→ Exercise objective:
Find each line containing the string "noget". Copy it.

→ Data listing:
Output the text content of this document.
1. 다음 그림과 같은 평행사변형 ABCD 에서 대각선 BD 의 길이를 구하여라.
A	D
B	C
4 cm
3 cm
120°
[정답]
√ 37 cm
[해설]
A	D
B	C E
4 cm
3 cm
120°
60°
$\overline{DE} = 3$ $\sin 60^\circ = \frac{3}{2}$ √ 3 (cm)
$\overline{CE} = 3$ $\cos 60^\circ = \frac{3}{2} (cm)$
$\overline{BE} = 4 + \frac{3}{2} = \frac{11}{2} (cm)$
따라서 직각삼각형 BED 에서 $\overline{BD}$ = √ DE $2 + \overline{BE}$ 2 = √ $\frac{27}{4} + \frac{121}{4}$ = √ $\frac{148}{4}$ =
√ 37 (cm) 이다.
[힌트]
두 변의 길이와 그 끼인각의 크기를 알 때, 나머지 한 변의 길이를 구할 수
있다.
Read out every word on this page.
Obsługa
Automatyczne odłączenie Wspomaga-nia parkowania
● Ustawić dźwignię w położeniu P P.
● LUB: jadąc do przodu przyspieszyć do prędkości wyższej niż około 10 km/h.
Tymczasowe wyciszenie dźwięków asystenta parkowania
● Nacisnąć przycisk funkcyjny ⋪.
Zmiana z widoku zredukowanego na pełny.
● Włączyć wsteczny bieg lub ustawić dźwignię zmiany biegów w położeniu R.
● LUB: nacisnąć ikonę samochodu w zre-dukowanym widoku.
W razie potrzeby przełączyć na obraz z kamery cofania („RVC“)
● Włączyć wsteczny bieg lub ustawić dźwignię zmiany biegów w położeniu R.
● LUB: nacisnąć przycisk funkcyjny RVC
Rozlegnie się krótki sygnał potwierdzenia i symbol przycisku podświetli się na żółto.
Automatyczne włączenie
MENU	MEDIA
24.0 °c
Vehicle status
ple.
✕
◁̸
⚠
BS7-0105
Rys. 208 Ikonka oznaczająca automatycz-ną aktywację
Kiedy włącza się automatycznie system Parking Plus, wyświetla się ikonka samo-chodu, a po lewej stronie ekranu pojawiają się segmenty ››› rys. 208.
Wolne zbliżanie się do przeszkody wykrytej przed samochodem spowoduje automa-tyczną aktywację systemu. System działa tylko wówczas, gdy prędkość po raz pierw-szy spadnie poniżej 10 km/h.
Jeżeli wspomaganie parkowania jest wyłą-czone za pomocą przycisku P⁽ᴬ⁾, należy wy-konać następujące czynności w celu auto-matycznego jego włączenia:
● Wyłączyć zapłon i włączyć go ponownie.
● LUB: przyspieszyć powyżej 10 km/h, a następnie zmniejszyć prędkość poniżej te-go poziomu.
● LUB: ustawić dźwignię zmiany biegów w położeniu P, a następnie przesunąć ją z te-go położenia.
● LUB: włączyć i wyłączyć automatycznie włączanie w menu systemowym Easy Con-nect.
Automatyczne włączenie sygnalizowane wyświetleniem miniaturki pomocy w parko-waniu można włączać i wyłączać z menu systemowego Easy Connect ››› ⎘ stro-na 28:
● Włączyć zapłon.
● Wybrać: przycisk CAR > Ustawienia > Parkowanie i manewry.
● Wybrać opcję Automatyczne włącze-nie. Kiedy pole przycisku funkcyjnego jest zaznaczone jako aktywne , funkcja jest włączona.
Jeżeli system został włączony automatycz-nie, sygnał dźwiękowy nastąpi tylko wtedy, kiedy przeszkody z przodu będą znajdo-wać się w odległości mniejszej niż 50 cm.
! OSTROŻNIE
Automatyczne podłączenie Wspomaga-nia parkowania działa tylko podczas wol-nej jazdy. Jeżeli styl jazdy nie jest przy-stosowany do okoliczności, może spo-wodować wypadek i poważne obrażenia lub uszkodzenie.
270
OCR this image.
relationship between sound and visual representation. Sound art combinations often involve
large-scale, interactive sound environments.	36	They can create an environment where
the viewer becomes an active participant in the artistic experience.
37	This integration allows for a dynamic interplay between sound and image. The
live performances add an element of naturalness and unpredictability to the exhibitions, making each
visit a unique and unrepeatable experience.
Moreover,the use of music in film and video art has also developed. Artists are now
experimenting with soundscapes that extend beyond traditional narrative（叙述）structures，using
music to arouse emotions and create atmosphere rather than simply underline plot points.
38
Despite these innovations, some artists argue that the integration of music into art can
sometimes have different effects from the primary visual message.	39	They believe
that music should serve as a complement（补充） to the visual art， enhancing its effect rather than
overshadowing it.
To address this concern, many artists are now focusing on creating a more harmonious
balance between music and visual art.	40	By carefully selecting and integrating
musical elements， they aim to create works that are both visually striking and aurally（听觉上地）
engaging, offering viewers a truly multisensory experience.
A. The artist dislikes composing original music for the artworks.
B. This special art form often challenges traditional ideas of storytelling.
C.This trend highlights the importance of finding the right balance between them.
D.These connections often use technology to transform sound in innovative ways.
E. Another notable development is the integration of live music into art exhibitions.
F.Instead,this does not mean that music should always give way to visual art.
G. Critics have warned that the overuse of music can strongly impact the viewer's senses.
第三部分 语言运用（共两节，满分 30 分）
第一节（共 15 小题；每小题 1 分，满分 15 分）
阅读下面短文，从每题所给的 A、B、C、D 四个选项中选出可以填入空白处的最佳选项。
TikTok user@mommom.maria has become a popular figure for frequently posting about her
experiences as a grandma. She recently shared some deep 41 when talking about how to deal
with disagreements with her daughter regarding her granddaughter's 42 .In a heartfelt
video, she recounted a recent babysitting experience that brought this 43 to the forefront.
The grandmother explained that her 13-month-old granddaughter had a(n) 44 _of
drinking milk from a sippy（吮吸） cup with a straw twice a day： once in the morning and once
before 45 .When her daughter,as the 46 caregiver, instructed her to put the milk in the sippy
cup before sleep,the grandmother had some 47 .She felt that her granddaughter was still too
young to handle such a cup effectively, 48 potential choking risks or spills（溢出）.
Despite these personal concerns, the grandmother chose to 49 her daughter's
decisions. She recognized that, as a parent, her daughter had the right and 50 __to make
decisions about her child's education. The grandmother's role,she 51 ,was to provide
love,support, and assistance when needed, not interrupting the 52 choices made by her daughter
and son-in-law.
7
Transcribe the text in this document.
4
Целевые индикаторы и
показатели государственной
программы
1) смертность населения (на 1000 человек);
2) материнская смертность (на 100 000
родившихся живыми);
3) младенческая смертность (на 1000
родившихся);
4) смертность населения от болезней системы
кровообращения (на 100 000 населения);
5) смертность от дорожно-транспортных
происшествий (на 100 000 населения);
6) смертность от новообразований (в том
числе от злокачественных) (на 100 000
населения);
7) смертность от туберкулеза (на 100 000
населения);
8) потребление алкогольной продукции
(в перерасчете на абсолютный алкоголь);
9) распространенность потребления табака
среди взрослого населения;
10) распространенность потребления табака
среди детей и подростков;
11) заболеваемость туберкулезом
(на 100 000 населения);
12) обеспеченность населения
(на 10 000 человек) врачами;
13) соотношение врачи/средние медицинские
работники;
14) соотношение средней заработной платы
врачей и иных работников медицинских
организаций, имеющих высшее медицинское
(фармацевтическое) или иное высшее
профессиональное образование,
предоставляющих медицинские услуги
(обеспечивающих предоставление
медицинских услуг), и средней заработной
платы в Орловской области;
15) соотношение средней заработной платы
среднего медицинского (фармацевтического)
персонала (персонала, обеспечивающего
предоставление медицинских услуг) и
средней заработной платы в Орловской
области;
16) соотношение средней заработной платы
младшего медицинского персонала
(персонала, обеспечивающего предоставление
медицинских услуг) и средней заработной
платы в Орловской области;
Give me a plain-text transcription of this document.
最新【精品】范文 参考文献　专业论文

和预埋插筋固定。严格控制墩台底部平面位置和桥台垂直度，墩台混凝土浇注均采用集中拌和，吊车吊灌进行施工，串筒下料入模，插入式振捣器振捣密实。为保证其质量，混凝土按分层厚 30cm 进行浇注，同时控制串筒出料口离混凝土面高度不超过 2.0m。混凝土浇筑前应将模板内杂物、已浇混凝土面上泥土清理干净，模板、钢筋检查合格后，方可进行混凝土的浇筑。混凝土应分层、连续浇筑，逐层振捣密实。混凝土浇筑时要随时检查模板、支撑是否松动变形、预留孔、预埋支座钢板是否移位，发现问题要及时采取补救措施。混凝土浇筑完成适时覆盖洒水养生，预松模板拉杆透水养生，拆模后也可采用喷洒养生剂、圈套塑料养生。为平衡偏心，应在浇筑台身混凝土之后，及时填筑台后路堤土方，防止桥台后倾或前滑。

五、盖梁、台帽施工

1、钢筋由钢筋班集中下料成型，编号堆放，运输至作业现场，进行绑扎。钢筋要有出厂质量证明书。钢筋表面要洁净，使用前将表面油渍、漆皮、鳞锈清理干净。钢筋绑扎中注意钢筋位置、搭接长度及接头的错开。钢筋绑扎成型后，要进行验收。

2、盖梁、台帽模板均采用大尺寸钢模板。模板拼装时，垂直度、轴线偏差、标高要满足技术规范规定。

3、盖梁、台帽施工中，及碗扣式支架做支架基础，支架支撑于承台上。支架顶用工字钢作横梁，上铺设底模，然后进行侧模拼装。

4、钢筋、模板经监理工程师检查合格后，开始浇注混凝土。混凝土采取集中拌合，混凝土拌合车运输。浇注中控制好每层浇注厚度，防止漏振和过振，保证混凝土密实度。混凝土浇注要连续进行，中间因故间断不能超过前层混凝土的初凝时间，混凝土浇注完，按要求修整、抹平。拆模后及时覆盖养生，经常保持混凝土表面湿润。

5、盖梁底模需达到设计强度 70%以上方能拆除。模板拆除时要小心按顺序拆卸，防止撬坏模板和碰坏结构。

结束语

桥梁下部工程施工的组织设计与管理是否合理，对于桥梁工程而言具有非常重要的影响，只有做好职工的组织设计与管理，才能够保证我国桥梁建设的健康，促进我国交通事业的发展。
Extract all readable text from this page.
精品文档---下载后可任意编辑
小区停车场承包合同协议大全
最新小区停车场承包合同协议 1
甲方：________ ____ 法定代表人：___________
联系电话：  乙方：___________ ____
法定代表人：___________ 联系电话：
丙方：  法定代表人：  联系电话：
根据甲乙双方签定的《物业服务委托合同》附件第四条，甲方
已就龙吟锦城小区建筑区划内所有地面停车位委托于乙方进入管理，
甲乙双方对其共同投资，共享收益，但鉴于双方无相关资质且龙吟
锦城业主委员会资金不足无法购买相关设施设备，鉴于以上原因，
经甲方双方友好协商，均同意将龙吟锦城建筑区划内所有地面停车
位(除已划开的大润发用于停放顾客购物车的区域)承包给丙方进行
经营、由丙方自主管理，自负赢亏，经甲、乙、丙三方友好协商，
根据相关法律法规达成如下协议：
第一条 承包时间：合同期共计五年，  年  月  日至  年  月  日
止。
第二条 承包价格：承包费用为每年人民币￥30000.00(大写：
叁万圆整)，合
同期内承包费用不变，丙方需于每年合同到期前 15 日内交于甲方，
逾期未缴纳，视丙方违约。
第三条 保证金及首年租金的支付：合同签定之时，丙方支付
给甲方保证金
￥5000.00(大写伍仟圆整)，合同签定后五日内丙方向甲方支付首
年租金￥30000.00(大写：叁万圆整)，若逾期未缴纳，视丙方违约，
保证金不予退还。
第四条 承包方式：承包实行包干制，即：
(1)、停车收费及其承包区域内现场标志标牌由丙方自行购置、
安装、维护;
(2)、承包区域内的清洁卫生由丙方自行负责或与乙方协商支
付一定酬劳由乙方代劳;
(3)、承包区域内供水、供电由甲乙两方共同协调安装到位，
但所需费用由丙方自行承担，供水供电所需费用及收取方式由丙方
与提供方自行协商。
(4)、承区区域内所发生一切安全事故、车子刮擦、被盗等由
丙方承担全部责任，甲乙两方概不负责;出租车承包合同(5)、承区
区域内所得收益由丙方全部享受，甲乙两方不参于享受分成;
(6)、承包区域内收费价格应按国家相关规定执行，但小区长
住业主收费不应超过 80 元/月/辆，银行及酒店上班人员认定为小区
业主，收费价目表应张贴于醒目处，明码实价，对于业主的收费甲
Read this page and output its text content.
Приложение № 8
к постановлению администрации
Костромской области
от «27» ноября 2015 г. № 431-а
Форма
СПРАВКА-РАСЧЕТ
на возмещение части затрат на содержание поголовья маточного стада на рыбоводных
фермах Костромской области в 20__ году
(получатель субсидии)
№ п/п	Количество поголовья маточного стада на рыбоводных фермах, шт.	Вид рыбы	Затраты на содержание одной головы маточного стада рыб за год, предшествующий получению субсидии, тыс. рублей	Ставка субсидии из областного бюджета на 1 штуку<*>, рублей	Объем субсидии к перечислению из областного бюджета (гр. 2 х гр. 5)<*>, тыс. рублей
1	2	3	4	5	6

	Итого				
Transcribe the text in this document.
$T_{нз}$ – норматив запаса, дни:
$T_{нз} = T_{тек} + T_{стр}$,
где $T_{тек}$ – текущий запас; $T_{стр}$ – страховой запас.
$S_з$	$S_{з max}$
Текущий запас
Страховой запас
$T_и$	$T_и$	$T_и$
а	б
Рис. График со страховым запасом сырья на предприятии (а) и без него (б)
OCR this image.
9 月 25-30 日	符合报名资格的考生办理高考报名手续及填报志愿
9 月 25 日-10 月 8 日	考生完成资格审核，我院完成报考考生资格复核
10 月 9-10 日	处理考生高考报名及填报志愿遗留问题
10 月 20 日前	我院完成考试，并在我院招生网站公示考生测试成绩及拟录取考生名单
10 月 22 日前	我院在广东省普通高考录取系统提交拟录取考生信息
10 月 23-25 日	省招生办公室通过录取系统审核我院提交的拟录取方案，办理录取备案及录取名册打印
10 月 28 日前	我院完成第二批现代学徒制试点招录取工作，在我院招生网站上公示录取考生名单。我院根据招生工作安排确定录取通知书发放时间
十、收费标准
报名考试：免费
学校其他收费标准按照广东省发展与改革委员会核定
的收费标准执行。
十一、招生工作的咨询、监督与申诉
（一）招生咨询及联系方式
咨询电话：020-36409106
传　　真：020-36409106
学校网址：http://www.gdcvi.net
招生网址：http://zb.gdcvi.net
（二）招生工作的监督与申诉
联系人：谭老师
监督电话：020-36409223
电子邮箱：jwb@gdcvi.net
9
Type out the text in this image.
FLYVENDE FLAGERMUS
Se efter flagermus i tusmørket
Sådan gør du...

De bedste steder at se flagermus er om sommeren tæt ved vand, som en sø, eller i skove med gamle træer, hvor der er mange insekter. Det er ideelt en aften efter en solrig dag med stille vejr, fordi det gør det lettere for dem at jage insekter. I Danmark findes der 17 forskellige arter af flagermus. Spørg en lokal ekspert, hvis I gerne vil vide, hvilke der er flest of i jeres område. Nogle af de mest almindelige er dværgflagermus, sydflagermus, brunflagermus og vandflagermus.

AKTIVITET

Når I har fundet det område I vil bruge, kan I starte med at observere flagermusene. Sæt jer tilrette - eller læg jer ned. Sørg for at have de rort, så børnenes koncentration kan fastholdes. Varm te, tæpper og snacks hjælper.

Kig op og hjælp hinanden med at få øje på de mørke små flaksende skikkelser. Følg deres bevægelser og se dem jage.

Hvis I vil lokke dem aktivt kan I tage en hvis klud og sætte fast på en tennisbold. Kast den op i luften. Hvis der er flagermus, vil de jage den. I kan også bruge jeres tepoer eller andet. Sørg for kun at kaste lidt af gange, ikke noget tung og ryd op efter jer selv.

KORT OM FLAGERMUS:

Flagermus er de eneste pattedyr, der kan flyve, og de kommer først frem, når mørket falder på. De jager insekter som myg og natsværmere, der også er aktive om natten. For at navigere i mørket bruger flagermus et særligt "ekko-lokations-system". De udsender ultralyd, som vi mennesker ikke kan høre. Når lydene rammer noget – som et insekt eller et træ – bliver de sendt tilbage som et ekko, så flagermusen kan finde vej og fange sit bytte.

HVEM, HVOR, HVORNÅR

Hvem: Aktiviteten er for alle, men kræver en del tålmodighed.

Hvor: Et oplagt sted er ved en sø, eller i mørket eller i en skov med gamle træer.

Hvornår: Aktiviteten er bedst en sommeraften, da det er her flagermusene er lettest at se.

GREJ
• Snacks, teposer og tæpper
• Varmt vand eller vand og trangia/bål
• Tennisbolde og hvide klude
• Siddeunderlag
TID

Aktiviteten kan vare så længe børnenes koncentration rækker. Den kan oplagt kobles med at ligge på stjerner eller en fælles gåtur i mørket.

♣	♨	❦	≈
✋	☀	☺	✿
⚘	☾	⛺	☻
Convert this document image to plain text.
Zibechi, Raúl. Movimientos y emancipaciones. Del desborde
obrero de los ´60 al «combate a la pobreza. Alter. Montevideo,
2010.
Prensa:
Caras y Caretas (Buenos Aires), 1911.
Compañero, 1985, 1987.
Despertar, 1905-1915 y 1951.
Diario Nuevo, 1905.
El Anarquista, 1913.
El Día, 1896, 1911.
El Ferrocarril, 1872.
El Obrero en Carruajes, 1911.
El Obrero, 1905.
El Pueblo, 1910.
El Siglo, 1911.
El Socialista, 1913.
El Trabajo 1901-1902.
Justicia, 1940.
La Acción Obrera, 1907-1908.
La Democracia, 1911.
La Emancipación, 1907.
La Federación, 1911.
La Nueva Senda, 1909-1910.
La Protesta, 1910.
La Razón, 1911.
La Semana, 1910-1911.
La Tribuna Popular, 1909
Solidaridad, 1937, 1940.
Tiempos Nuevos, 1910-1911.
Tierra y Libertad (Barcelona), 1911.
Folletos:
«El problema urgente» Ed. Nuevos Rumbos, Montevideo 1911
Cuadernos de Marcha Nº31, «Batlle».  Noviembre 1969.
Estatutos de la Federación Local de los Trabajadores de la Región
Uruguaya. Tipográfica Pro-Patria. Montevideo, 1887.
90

→ Task answer:
Hvis I vil lokke dem aktivt kan I tage en hvis klud og sætte fast på en tennisbold. Kast den op i luften. Hvis der er flagermus, vil de jage den. I kan også bruge jeres tepoer eller andet. Sørg for kun at kaste lidt af gange, ikke noget tung og ryd op efter jer selv.
Flagermus er de eneste pattedyr, der kan flyve, og de kommer først frem, når mørket falder på. De jager insekter som myg og natsværmere, der også er aktive om natten. For at navigere i mørket bruger flagermus et særligt "ekko-lokations-system". De udsender ultralyd, som vi mennesker ikke kan høre. Når lydene rammer noget – som et insekt eller et træ – bliver de sendt tilbage som et ekko, så flagermusen kan finde vej og fange sit bytte.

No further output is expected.